▸ **What the task asks**: Go through the listing and copy each line with the string "that".

### Exercise data ###

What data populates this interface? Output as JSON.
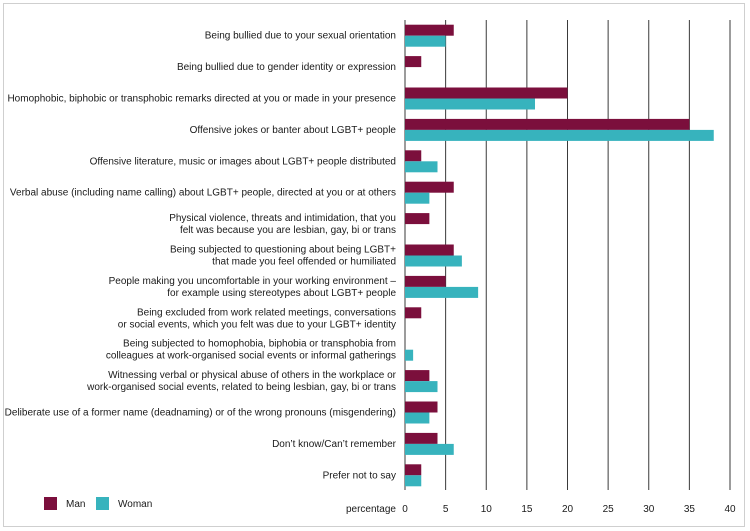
{
  "chart_data": {
    "type": "bar",
    "orientation": "horizontal",
    "categories": [
      [
        "Being bullied due to your sexual orientation"
      ],
      [
        "Being bullied due to gender identity or expression"
      ],
      [
        "Homophobic, biphobic or transphobic remarks directed at you or made in your presence"
      ],
      [
        "Offensive jokes or banter about LGBT+ people"
      ],
      [
        "Offensive literature, music or images about LGBT+ people distributed"
      ],
      [
        "Verbal abuse (including name calling) about LGBT+ people, directed at you or at others"
      ],
      [
        "Physical violence, threats and intimidation, that you",
        "felt was because you are lesbian, gay, bi or trans"
      ],
      [
        "Being subjected to questioning about being LGBT+",
        "that made you feel offended or humiliated"
      ],
      [
        "People making you uncomfortable in your working environment –",
        "for example using stereotypes about LGBT+ people"
      ],
      [
        "Being excluded from work related meetings, conversations",
        "or social events, which you felt was due to your LGBT+ identity"
      ],
      [
        "Being subjected to homophobia, biphobia or transphobia from",
        "colleagues at work-organised social events or informal gatherings"
      ],
      [
        "Witnessing verbal or physical abuse of others in the workplace or",
        "work-organised social events, related to being lesbian, gay, bi or trans"
      ],
      [
        "Deliberate use of a former name (deadnaming) or of the wrong pronouns (misgendering)"
      ],
      [
        "Don’t know/Can’t remember"
      ],
      [
        "Prefer not to say"
      ]
    ],
    "series": [
      {
        "name": "Man",
        "color": "#7b0f3c",
        "values": [
          6,
          2,
          20,
          35,
          2,
          6,
          3,
          6,
          5,
          2,
          0,
          3,
          4,
          4,
          2
        ]
      },
      {
        "name": "Woman",
        "color": "#37b3bd",
        "values": [
          5,
          0,
          16,
          38,
          4,
          3,
          0,
          7,
          9,
          0,
          1,
          4,
          3,
          6,
          2
        ]
      }
    ],
    "xlabel": "percentage",
    "xlim": [
      0,
      40
    ],
    "xticks": [
      0,
      5,
      10,
      15,
      20,
      25,
      30,
      35,
      40
    ],
    "grid": true,
    "legend": "bottom-left"
  }
}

###

▸ **Solution**:
        "Physical violence, threats and intimidation, that you",
        "that made you feel offended or humiliated"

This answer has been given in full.